# Written problem:
Please list all lines of the material below in which the string "dans" occurs.

--------------------------------

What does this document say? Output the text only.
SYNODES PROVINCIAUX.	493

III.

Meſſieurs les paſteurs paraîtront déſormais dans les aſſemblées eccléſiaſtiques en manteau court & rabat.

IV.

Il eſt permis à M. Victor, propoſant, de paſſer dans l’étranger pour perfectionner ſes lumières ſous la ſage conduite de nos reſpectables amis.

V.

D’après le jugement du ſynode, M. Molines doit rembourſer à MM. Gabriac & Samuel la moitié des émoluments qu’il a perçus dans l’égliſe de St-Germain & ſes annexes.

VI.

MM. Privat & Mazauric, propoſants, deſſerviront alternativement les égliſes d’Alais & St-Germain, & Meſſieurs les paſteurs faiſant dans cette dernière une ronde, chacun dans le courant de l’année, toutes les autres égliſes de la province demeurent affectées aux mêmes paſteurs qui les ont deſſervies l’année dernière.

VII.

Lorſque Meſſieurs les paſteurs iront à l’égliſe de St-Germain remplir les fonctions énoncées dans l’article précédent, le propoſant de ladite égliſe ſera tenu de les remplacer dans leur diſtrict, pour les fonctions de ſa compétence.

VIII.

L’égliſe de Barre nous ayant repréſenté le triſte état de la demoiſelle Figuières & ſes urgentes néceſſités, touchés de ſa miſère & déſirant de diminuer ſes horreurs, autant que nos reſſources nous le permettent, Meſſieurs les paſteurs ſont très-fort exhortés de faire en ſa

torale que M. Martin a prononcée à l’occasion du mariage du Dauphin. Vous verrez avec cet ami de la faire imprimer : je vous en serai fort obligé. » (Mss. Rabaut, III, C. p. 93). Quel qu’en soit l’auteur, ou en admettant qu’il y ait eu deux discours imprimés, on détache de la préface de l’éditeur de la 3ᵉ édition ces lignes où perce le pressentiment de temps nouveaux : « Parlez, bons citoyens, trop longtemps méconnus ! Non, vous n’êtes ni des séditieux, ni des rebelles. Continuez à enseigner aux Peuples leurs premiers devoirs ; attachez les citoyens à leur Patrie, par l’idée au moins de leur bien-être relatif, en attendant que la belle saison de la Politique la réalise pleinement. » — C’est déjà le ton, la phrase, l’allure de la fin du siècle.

--------------------------------

# Result below:
Meſſieurs les paſteurs paraîtront déſormais dans les aſſemblées eccléſiaſtiques en manteau court & rabat.
Il eſt permis à M. Victor, propoſant, de paſſer dans l’étranger pour perfectionner ſes lumières ſous la ſage conduite de nos reſpectables amis.
D’après le jugement du ſynode, M. Molines doit rembourſer à MM. Gabriac & Samuel la moitié des émoluments qu’il a perçus dans l’égliſe de St-Germain & ſes annexes.
MM. Privat & Mazauric, propoſants, deſſerviront alternativement les égliſes d’Alais & St-Germain, & Meſſieurs les paſteurs faiſant dans cette dernière une ronde, chacun dans le courant de l’année, toutes les autres égliſes de la province demeurent affectées aux mêmes paſteurs qui les ont deſſervies l’année dernière.
Lorſque Meſſieurs les paſteurs iront à l’égliſe de St-Germain remplir les fonctions énoncées dans l’article précédent, le propoſant de ladite égliſe ſera tenu de les remplacer dans leur diſtrict, pour les fonctions de ſa compétence.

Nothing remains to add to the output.